● Pokazany tekst
-
no nie ładnie. Za te frytki i słodkości masz ode mnie klapsa
bierz mi się tu zaraz w garść i dzisiaj dietkuj bez wpadek . Pomysl,ze niedługo święta i wtedy sobie pozwolisz na słodkości i pyszności. Chociaż do świąt spróbuj wytrzymać i prowadzić ładną dietę. Na pewno dasz radę
tylko troszkę więcej uporu i samokontroli. może poproś też kogoś z rodziny,aby starał się Ciebie pilnować i reagował,jak sięgasz po coś "niedozwolonego" ? Musisz znalezc jakiś sposób.
-
hej Agassio :P
a powiedz mi czy masz zaś w planie niejedzenie słodyczy w czasie adwentu ?
ja tak sie nad tym zastanawiam
ale kurna 15 grudnia Adam ma urodziny 
wcześniej jest Mikołaj
i co ja mam począć ?
jak tu nie jeść słodkości ??
ja też nie daję rady na diecie 
zła jestem i tyle
a nic nie robię, a na to jeszcze bardziej zła jestem 
no to same mądrości popisałam 
i mogę już znikać :cmok:
-
Mi tez tylek rosnie bo sie zajadam slodkosciami. Masakra.

● Fragmenty wierszy

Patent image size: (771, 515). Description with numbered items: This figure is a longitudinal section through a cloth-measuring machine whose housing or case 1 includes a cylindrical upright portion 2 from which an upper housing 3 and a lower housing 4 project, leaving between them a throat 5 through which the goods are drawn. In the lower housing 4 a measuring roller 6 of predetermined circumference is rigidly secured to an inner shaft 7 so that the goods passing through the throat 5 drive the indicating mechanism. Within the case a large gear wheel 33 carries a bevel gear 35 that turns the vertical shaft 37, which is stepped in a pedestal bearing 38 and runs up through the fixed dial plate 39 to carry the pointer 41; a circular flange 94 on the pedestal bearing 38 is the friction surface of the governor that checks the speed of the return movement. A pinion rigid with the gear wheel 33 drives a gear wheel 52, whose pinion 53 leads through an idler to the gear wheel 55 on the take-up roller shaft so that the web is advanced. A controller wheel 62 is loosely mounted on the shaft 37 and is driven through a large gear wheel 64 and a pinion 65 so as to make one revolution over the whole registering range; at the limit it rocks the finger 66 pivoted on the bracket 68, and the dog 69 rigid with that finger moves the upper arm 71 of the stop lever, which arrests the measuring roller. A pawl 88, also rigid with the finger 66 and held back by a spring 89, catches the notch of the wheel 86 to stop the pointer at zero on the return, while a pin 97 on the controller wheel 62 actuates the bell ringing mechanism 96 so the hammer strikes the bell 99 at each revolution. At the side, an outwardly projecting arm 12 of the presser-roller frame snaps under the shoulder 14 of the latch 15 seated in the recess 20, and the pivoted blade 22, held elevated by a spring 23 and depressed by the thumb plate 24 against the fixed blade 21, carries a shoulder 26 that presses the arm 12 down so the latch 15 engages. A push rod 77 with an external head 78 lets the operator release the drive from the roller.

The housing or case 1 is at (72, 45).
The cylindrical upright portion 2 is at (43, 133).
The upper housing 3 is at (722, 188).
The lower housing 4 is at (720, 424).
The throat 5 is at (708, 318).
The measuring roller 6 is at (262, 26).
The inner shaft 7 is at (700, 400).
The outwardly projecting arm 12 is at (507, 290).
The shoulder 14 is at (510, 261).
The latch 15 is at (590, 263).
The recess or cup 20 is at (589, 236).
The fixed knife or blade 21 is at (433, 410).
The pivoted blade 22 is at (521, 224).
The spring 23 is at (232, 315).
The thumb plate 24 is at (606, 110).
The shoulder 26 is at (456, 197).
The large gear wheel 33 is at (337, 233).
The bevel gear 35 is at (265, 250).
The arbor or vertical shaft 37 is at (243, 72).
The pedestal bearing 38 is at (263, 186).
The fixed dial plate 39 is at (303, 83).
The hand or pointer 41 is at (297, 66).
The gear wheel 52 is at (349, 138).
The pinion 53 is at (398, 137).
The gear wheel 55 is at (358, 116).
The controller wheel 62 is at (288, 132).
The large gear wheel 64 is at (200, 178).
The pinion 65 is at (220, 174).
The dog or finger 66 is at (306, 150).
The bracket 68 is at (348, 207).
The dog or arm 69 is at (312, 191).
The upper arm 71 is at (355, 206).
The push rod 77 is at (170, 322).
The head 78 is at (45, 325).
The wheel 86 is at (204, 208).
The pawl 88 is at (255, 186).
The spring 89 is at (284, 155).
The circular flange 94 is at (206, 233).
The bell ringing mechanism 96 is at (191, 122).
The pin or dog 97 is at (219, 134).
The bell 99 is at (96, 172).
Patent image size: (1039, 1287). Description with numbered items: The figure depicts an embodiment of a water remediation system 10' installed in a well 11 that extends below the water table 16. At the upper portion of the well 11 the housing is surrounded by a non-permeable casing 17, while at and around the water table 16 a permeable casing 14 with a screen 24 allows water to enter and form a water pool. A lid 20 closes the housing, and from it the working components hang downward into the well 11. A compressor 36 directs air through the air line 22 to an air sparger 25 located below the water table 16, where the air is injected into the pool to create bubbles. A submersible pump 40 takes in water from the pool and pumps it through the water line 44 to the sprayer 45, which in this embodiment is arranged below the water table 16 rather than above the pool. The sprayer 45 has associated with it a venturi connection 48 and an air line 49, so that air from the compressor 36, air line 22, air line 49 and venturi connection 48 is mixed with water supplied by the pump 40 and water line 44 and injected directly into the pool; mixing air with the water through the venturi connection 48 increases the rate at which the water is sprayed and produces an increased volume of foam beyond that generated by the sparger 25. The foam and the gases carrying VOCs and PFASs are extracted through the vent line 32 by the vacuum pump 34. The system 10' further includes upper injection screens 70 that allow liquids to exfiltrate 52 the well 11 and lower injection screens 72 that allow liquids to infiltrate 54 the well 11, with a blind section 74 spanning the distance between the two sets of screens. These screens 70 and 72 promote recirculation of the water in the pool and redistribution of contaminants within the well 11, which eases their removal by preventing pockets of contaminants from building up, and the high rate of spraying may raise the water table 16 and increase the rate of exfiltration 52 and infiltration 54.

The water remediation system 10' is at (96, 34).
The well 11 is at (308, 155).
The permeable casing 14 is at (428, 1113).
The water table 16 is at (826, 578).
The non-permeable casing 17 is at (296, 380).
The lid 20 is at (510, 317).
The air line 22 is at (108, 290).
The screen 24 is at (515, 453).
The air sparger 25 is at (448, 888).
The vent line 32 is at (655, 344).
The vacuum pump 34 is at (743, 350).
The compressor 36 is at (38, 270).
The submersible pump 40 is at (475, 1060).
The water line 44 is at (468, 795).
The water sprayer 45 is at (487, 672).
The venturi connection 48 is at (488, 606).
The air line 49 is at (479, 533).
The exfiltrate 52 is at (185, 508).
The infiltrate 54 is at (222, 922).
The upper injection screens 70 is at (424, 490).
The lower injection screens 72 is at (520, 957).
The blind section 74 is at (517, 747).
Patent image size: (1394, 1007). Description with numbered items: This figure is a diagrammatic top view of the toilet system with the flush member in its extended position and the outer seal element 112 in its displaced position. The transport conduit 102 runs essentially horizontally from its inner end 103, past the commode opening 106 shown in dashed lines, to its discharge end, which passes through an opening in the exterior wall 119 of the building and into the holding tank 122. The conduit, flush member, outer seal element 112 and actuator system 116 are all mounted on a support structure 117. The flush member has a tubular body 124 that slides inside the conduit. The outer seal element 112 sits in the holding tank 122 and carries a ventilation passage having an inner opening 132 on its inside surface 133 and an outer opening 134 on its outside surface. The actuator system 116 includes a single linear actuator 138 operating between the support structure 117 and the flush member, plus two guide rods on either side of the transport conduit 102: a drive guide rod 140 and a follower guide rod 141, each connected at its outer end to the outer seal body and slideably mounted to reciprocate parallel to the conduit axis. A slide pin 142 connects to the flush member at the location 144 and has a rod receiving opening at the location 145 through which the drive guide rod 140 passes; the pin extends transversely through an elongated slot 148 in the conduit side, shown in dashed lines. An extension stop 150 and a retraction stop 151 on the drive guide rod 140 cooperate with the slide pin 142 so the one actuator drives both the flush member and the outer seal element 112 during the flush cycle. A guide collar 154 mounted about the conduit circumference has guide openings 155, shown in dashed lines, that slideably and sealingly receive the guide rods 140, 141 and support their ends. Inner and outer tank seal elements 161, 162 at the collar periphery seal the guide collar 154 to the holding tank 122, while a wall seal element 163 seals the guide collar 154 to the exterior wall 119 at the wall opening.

● Polecenie 1
Którego dnia według rozmowy o diecie Adam ma urodziny?
● Polecenie 2
Kontynuuj rozmowę o diecie od miejsca, w którym się kończy.

● Odpowiedź 1
15 grudnia.

● Odpowiedź 2
Ja to za bardzo bogobojna nie jestem ale powiedzcie od kiedy do kiedy jest adwent to chetnie wam potowarzysze w niejedzeniu slodyczy
-
haha ja mam taki plan na adwent.... :P zobaczymy tylko co z tego wyjdzie
a adwent zaczyna się od 2.12
-
czeeeeeeeeeeeee 
właśnie mnie kitola zmusiła,żebym przypomniała, co i jak i ile jem
jakoś mi trudno sobie dokładnie przypomnieć, bo zjadam i zapominam :P
agassek --> no nam kiedyś proboszcz też tak móiwł, hehe, zresztą, ja io tak nie chodze do kościoła
ale staram sie być dobra i sprawiedliwa :P :P :P i kochana, dlaczego ja tu widzę wpadki? 2000 kcal? a miała być dieta? no 2000 to luz, ale sie nie schudnie, wiesz?
kituś --> myslisz,że agass nie bedzie jadł słodyczy?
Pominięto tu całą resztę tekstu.